▶ _YOUR INSTRUCTIONS_
Search the material below for the word "JSON". Copy every line that has it.

Stored data entries
▼

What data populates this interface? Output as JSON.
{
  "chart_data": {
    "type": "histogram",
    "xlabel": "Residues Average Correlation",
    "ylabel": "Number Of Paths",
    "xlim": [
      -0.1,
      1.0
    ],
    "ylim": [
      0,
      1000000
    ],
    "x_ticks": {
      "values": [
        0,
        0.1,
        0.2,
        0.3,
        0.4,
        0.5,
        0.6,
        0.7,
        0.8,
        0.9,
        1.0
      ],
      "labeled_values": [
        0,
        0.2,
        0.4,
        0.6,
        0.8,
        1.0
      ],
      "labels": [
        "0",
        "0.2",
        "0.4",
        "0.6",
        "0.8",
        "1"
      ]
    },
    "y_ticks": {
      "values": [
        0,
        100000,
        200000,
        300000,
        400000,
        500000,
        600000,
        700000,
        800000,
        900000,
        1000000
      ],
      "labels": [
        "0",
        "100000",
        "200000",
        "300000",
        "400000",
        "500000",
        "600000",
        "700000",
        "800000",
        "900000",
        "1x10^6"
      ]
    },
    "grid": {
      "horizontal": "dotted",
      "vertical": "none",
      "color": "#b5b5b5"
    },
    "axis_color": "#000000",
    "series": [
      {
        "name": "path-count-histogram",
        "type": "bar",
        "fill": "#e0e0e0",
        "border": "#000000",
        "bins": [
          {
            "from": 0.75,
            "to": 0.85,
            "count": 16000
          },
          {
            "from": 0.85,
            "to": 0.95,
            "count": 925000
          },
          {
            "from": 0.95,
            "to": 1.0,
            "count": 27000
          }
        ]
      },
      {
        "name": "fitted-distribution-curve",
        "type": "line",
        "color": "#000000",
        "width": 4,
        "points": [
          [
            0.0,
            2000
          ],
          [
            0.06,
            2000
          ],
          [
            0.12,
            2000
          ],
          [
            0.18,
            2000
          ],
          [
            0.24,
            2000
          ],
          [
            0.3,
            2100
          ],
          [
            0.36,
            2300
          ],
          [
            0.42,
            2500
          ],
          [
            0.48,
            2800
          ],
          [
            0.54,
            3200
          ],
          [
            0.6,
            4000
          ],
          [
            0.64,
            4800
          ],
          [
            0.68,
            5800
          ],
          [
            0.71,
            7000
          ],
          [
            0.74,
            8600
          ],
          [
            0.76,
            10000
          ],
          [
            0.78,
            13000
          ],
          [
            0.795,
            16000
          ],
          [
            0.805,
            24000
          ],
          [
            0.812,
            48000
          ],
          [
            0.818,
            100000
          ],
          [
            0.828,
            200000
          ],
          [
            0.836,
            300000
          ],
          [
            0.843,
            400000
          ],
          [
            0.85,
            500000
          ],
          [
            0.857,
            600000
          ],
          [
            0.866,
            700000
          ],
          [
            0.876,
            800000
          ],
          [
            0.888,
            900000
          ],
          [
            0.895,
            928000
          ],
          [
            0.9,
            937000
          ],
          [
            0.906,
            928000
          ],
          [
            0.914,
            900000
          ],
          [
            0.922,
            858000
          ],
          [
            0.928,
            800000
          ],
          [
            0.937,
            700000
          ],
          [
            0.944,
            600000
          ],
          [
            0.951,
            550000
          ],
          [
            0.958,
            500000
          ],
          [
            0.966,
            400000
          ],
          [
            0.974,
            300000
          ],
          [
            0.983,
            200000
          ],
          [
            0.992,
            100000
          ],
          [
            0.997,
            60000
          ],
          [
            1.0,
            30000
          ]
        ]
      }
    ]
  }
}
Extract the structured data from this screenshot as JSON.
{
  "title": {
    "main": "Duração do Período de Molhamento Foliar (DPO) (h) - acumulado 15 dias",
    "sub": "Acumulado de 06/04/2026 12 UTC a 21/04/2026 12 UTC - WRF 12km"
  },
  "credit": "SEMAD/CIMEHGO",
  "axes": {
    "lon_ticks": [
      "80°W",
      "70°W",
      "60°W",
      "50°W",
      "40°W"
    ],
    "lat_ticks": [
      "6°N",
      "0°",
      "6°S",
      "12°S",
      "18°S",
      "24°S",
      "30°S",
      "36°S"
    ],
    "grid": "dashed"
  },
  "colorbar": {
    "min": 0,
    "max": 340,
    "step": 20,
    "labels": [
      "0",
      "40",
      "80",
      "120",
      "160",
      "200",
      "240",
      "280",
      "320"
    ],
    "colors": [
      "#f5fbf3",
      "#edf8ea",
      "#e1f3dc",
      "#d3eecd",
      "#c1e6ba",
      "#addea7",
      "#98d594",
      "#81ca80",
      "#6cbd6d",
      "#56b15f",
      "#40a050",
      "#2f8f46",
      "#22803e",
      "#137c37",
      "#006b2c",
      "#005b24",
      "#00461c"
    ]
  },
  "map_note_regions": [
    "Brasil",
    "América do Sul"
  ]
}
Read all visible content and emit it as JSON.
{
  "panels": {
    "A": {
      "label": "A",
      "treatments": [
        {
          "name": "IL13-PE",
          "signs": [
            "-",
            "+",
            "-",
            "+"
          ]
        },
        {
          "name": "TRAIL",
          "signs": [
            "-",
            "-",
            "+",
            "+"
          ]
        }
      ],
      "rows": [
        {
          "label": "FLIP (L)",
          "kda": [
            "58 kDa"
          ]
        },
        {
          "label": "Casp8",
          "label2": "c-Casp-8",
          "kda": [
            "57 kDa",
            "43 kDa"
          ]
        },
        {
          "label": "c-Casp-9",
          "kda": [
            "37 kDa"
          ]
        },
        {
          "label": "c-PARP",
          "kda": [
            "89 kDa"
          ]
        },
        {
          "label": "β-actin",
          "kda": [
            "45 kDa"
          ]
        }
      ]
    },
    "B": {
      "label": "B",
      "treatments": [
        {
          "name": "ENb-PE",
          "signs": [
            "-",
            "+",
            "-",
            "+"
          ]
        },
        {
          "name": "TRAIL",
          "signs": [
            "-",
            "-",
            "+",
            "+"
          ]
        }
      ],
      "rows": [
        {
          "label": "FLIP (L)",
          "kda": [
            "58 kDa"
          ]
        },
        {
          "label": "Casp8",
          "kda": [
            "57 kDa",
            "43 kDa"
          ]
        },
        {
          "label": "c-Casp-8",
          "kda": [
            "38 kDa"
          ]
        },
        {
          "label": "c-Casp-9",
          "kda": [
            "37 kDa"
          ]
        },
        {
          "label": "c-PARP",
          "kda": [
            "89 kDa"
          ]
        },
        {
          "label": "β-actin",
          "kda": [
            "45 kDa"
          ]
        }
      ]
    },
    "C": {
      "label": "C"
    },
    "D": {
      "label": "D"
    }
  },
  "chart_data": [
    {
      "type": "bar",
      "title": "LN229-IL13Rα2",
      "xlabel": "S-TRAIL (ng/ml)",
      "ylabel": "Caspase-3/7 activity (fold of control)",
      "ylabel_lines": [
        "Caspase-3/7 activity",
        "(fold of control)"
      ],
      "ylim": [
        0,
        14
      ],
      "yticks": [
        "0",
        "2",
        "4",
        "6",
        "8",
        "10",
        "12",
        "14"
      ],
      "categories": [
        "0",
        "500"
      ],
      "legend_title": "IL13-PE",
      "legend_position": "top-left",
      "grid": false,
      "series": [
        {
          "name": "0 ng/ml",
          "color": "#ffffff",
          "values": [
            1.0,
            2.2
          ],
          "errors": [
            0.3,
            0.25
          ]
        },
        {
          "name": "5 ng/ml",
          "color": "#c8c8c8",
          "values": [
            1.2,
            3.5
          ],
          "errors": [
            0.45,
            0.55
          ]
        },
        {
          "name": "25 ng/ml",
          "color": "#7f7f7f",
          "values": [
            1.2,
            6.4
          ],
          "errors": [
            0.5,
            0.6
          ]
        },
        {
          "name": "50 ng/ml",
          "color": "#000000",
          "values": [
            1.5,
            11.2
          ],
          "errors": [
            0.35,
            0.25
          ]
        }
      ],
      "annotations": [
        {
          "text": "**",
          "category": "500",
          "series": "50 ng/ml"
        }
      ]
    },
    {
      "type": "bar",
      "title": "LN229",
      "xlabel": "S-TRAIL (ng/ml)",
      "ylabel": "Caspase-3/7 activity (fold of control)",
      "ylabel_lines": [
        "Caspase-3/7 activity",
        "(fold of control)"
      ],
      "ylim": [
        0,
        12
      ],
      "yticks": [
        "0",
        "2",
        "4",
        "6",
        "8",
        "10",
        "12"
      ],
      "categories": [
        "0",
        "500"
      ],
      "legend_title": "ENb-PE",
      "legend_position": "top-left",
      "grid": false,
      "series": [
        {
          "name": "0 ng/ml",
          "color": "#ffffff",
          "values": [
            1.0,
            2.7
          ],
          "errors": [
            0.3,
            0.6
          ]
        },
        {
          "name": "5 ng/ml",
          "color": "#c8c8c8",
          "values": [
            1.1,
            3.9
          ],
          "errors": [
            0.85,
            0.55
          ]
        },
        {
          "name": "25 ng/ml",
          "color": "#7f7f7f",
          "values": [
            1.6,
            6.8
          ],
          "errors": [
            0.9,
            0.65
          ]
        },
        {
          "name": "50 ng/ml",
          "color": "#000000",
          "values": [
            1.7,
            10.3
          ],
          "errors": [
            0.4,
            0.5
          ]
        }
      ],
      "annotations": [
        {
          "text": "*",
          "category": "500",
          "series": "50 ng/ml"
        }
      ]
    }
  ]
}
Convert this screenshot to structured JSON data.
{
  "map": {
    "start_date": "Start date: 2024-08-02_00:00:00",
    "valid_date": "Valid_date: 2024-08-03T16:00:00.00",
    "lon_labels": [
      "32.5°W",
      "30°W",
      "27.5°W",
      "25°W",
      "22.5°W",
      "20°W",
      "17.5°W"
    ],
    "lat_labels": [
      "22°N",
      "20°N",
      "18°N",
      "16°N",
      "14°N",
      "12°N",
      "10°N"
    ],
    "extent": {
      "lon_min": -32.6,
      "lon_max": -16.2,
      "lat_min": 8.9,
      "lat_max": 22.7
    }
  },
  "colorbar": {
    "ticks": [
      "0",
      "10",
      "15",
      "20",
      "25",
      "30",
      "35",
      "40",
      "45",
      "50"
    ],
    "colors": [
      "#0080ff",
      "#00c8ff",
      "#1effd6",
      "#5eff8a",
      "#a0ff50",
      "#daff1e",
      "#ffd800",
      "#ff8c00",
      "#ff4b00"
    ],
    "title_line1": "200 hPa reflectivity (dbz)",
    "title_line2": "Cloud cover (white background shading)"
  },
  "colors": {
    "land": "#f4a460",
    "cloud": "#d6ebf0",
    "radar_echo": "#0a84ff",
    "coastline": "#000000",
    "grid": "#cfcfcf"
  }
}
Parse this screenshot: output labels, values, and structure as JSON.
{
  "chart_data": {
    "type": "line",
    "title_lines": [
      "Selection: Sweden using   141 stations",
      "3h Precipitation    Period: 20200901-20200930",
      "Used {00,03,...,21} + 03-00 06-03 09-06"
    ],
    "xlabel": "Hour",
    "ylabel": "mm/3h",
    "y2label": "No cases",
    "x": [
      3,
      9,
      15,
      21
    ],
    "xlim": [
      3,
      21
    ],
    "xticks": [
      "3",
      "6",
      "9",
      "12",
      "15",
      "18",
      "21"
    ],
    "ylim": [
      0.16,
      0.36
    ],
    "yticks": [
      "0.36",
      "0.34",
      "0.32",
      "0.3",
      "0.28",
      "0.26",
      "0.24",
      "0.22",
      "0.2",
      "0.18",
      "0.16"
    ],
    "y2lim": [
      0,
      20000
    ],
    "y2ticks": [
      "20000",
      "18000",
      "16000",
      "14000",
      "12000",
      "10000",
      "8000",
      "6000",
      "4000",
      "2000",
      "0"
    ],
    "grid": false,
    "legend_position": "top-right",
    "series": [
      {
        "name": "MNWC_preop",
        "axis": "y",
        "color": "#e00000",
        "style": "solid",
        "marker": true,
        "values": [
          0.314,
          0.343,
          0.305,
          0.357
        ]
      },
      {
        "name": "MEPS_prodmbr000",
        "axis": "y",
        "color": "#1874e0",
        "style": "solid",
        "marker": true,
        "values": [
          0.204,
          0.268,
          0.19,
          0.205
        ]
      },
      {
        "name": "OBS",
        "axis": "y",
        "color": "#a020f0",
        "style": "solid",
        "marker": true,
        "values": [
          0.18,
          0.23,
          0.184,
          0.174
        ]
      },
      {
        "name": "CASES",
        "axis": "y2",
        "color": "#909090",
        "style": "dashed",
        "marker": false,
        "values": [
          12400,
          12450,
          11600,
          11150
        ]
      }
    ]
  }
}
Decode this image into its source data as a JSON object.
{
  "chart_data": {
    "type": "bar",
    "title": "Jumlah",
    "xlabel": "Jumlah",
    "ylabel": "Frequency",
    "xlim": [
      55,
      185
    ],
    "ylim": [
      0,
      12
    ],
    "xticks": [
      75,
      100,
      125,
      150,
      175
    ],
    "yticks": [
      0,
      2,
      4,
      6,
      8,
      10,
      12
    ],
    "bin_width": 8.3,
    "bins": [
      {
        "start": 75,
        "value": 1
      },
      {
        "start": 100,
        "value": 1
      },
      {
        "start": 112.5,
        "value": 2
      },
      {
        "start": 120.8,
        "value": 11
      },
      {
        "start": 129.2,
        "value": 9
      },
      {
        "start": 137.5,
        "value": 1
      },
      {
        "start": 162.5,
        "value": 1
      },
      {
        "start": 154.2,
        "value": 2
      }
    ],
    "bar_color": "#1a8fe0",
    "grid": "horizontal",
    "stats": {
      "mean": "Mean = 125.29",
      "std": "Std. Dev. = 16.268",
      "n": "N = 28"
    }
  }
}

▲

▶ _SOLUTION TO THE EXERCISE_
What data populates this interface? Output as JSON.
Extract the structured data from this screenshot as JSON.
Read all visible content and emit it as JSON.
Convert this screenshot to structured JSON data.
Parse this screenshot: output labels, values, and structure as JSON.
Decode this image into its source data as a JSON object.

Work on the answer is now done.